**WHAT YOU WILL DO**
In the material below, find all lines with the string "nnue" and copy them.

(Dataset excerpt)
-------

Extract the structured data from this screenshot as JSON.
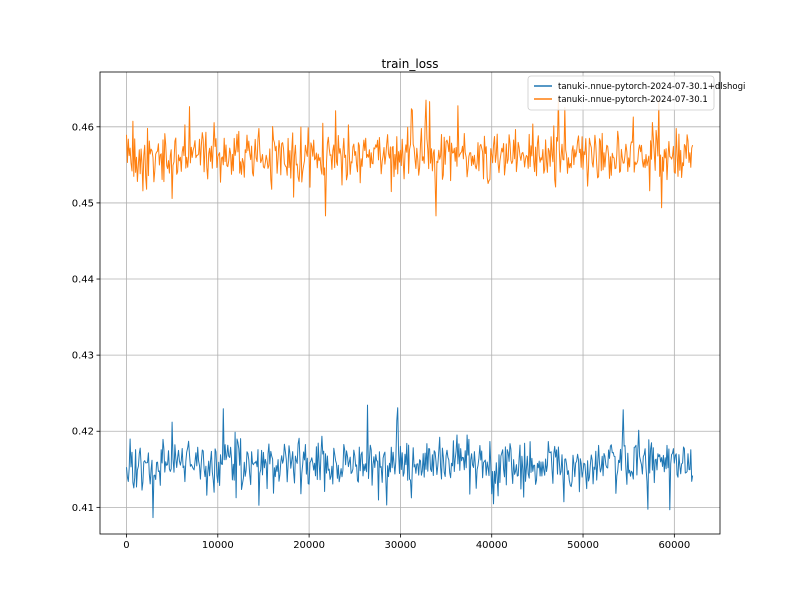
{
  "chart_data": {
    "type": "line",
    "title": "train_loss",
    "xlabel": "",
    "ylabel": "",
    "xlim": [
      -2900,
      65000
    ],
    "ylim": [
      0.4065,
      0.4672
    ],
    "x_ticks": [
      0,
      10000,
      20000,
      30000,
      40000,
      50000,
      60000
    ],
    "x_tick_labels": [
      "0",
      "10000",
      "20000",
      "30000",
      "40000",
      "50000",
      "60000"
    ],
    "y_ticks": [
      0.41,
      0.42,
      0.43,
      0.44,
      0.45,
      0.46
    ],
    "y_tick_labels": [
      "0.41",
      "0.42",
      "0.43",
      "0.44",
      "0.45",
      "0.46"
    ],
    "grid": true,
    "legend_position": "top-right",
    "x_range": [
      0,
      62000
    ],
    "sample_step": 100,
    "series": [
      {
        "name": "tanuki-.nnue-pytorch-2024-07-30.1+dlshogi",
        "color": "#1f77b4",
        "mean": 0.4158,
        "amplitude": 0.0024,
        "min": 0.4065,
        "max": 0.4245,
        "seed": 17
      },
      {
        "name": "tanuki-.nnue-pytorch-2024-07-30.1",
        "color": "#ff7f0e",
        "mean": 0.4562,
        "amplitude": 0.0025,
        "min": 0.4483,
        "max": 0.4657,
        "seed": 91
      }
    ]
  }
}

-------

**ANSWER TO THIS EXERCISE**
        "name": "tanuki-.nnue-pytorch-2024-07-30.1+dlshogi",
        "name": "tanuki-.nnue-pytorch-2024-07-30.1",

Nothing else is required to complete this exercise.